(PROBLEM TO WORK ON) Drop all images and give the records again exactly.

(TASK INPUT)
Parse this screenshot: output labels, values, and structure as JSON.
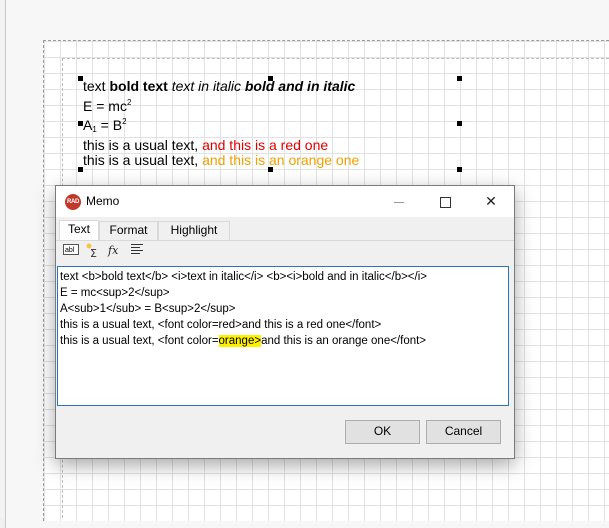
{
  "preview": {
    "line1": {
      "plain": "text ",
      "bold": "bold text",
      "space1": " ",
      "italic": "text in italic",
      "space2": " ",
      "bold_italic": "bold and in italic"
    },
    "line2": {
      "base": "E = mc",
      "sup": "2"
    },
    "line3": {
      "a": "A",
      "sub": "1",
      "eq": " = B",
      "sup": "2"
    },
    "line4": {
      "plain": "this is a usual text, ",
      "colored": "and this is a red one"
    },
    "line5": {
      "plain": "this is a usual text, ",
      "colored": "and this is an orange one"
    }
  },
  "dialog": {
    "icon_text": "RAD",
    "title": "Memo",
    "tabs": [
      "Text",
      "Format",
      "Highlight"
    ],
    "toolbar_icons": [
      "text-field-icon",
      "sum-icon",
      "function-icon",
      "align-icon"
    ],
    "editor_lines": [
      "text <b>bold text</b> <i>text in italic</i> <b><i>bold and in italic</b></i>",
      "E = mc<sup>2</sup>",
      "A<sub>1</sub> = B<sup>2</sup>",
      "this is a usual text, <font color=red>and this is a red one</font>"
    ],
    "editor_line5": {
      "before": "this is a usual text, <font color=",
      "highlighted": "orange>",
      "after": "and this is an orange one</font>"
    },
    "ok_label": "OK",
    "cancel_label": "Cancel"
  },
  "colors": {
    "red": "#e00000",
    "orange": "#f0a000",
    "highlight": "#fff200",
    "editor_border": "#2a73b8"
  }
}
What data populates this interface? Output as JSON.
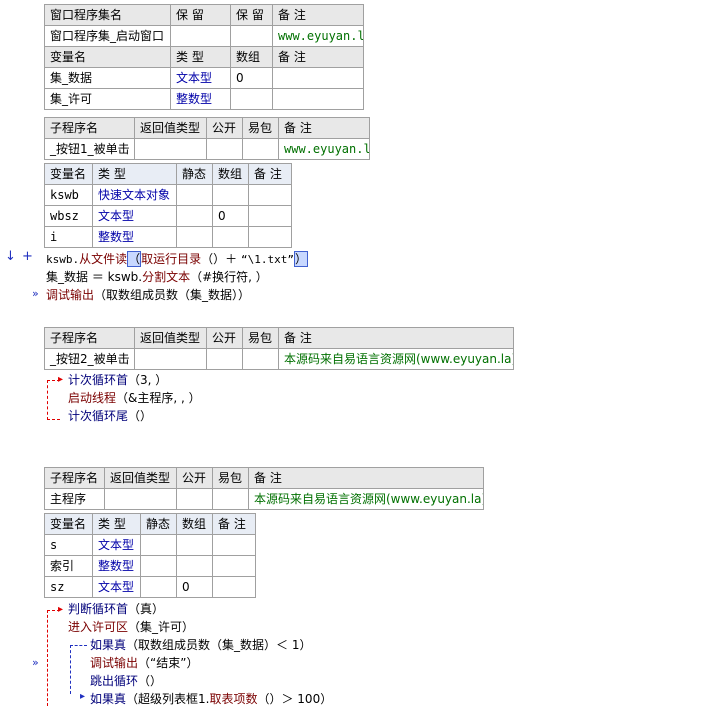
{
  "window_table": {
    "headers": [
      "窗口程序集名",
      "保 留",
      "保 留",
      "备 注"
    ],
    "row": [
      "窗口程序集_启动窗口",
      "",
      "",
      "www.eyuyan.la"
    ],
    "var_headers": [
      "变量名",
      "类 型",
      "数组",
      "备 注"
    ],
    "vars": [
      {
        "name": "集_数据",
        "type": "文本型",
        "array": "0",
        "note": ""
      },
      {
        "name": "集_许可",
        "type": "整数型",
        "array": "",
        "note": ""
      }
    ]
  },
  "sub1": {
    "headers": [
      "子程序名",
      "返回值类型",
      "公开",
      "易包",
      "备 注"
    ],
    "row": [
      "_按钮1_被单击",
      "",
      "",
      "",
      "www.eyuyan.la"
    ],
    "var_headers": [
      "变量名",
      "类 型",
      "静态",
      "数组",
      "备 注"
    ],
    "vars": [
      {
        "name": "kswb",
        "type": "快速文本对象",
        "static": "",
        "array": "",
        "note": ""
      },
      {
        "name": "wbsz",
        "type": "文本型",
        "static": "",
        "array": "0",
        "note": ""
      },
      {
        "name": "i",
        "type": "整数型",
        "static": "",
        "array": "",
        "note": ""
      }
    ],
    "code": {
      "line1_obj": "kswb.",
      "line1_method": "从文件读",
      "line1_arg_fn": "取运行目录",
      "line1_arg_rest": "（）＋",
      "line1_str": "“\\1.txt”",
      "line2": "集_数据 ＝ kswb.",
      "line2_method": "分割文本",
      "line2_rest": "（#换行符, ）",
      "line3_fn": "调试输出",
      "line3_rest": "（取数组成员数（集_数据））"
    }
  },
  "sub2": {
    "headers": [
      "子程序名",
      "返回值类型",
      "公开",
      "易包",
      "备 注"
    ],
    "row": [
      "_按钮2_被单击",
      "",
      "",
      "",
      "本源码来自易语言资源网(www.eyuyan.la)"
    ],
    "code": {
      "l1_fn": "计次循环首",
      "l1_rest": "（3, ）",
      "l2_fn": "启动线程",
      "l2_rest": "（&主程序, , ）",
      "l3_fn": "计次循环尾",
      "l3_rest": "（）"
    }
  },
  "sub3": {
    "headers": [
      "子程序名",
      "返回值类型",
      "公开",
      "易包",
      "备 注"
    ],
    "row": [
      "主程序",
      "",
      "",
      "",
      "本源码来自易语言资源网(www.eyuyan.la)"
    ],
    "var_headers": [
      "变量名",
      "类 型",
      "静态",
      "数组",
      "备 注"
    ],
    "vars": [
      {
        "name": "s",
        "type": "文本型",
        "static": "",
        "array": "",
        "note": ""
      },
      {
        "name": "索引",
        "type": "整数型",
        "static": "",
        "array": "",
        "note": ""
      },
      {
        "name": "sz",
        "type": "文本型",
        "static": "",
        "array": "0",
        "note": ""
      }
    ],
    "code": {
      "l1_fn": "判断循环首",
      "l1_rest": "（真）",
      "l2_fn": "进入许可区",
      "l2_rest": "（集_许可）",
      "l3_fn": "如果真",
      "l3_rest": "（取数组成员数（集_数据）＜ 1）",
      "l4_fn": "调试输出",
      "l4_rest": "（",
      "l4_str": "“结束”",
      "l4_end": "）",
      "l5_fn": "跳出循环",
      "l5_rest": "（）",
      "l6_fn": "如果真",
      "l6_rest": "（超级列表框1.",
      "l6_method": "取表项数",
      "l6_end": "（）＞ 100）"
    }
  },
  "markers": {
    "down_arrow": "↓",
    "plus": "+",
    "breakpoint": "»"
  }
}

(RESPONSE TO THE EXERCISE)
Parse this screenshot: output labels, values, and structure as JSON.
{
  "preview": {
    "line1": {
      "plain": "text ",
      "bold": "bold text",
      "space1": " ",
      "italic": "text in italic",
      "space2": " ",
      "bold_italic": "bold and in italic"
    },
    "line2": {
      "base": "E = mc",
      "sup": "2"
    },
    "line3": {
      "a": "A",
      "sub": "1",
      "eq": " = B",
      "sup": "2"
    },
    "line4": {
      "plain": "this is a usual text, ",
      "colored": "and this is a red one"
    },
    "line5": {
      "plain": "this is a usual text, ",
      "colored": "and this is an orange one"
    }
  },
  "dialog": {
    "icon_text": "RAD",
    "title": "Memo",
    "tabs": [
      "Text",
      "Format",
      "Highlight"
    ],
    "toolbar_icons": [
      "text-field-icon",
      "sum-icon",
      "function-icon",
      "align-icon"
    ],
    "editor_lines": [
      "text <b>bold text</b> <i>text in italic</i> <b><i>bold and in italic</b></i>",
      "E = mc<sup>2</sup>",
      "A<sub>1</sub> = B<sup>2</sup>",
      "this is a usual text, <font color=red>and this is a red one</font>"
    ],
    "editor_line5": {
      "before": "this is a usual text, <font color=",
      "highlighted": "orange>",
      "after": "and this is an orange one</font>"
    },
    "ok_label": "OK",
    "cancel_label": "Cancel"
  },
  "colors": {
    "red": "#e00000",
    "orange": "#f0a000",
    "highlight": "#fff200",
    "editor_border": "#2a73b8"
  }
}
What data populates this interface? Output as JSON.
{
  "window_table": {
    "headers": [
      "窗口程序集名",
      "保 留",
      "保 留",
      "备 注"
    ],
    "row": [
      "窗口程序集_启动窗口",
      "",
      "",
      "www.eyuyan.la"
    ],
    "var_headers": [
      "变量名",
      "类 型",
      "数组",
      "备 注"
    ],
    "vars": [
      {
        "name": "集_数据",
        "type": "文本型",
        "array": "0",
        "note": ""
      },
      {
        "name": "集_许可",
        "type": "整数型",
        "array": "",
        "note": ""
      }
    ]
  },
  "sub1": {
    "headers": [
      "子程序名",
      "返回值类型",
      "公开",
      "易包",
      "备 注"
    ],
    "row": [
      "_按钮1_被单击",
      "",
      "",
      "",
      "www.eyuyan.la"
    ],
    "var_headers": [
      "变量名",
      "类 型",
      "静态",
      "数组",
      "备 注"
    ],
    "vars": [
      {
        "name": "kswb",
        "type": "快速文本对象",
        "static": "",
        "array": "",
        "note": ""
      },
      {
        "name": "wbsz",
        "type": "文本型",
        "static": "",
        "array": "0",
        "note": ""
      },
      {
        "name": "i",
        "type": "整数型",
        "static": "",
        "array": "",
        "note": ""
      }
    ],
    "code": {
      "line1_obj": "kswb.",
      "line1_method": "从文件读",
      "line1_arg_fn": "取运行目录",
      "line1_arg_rest": "（）＋",
      "line1_str": "“\\1.txt”",
      "line2": "集_数据 ＝ kswb.",
      "line2_method": "分割文本",
      "line2_rest": "（#换行符, ）",
      "line3_fn": "调试输出",
      "line3_rest": "（取数组成员数（集_数据））"
    }
  },
  "sub2": {
    "headers": [
      "子程序名",
      "返回值类型",
      "公开",
      "易包",
      "备 注"
    ],
    "row": [
      "_按钮2_被单击",
      "",
      "",
      "",
      "本源码来自易语言资源网(www.eyuyan.la)"
    ],
    "code": {
      "l1_fn": "计次循环首",
      "l1_rest": "（3, ）",
      "l2_fn": "启动线程",
      "l2_rest": "（&主程序, , ）",
      "l3_fn": "计次循环尾",
      "l3_rest": "（）"
    }
  },
  "sub3": {
    "headers": [
      "子程序名",
      "返回值类型",
      "公开",
      "易包",
      "备 注"
    ],
    "row": [
      "主程序",
      "",
      "",
      "",
      "本源码来自易语言资源网(www.eyuyan.la)"
    ],
    "var_headers": [
      "变量名",
      "类 型",
      "静态",
      "数组",
      "备 注"
    ],
    "vars": [
      {
        "name": "s",
        "type": "文本型",
        "static": "",
        "array": "",
        "note": ""
      },
      {
        "name": "索引",
        "type": "整数型",
        "static": "",
        "array": "",
        "note": ""
      },
      {
        "name": "sz",
        "type": "文本型",
        "static": "",
        "array": "0",
        "note": ""
      }
    ],
    "code": {
      "l1_fn": "判断循环首",
      "l1_rest": "（真）",
      "l2_fn": "进入许可区",
      "l2_rest": "（集_许可）",
      "l3_fn": "如果真",
      "l3_rest": "（取数组成员数（集_数据）＜ 1）",
      "l4_fn": "调试输出",
      "l4_rest": "（",
      "l4_str": "“结束”",
      "l4_end": "）",
      "l5_fn": "跳出循环",
      "l5_rest": "（）",
      "l6_fn": "如果真",
      "l6_rest": "（超级列表框1.",
      "l6_method": "取表项数",
      "l6_end": "（）＞ 100）"
    }
  },
  "markers": {
    "down_arrow": "↓",
    "plus": "+",
    "breakpoint": "»"
  }
}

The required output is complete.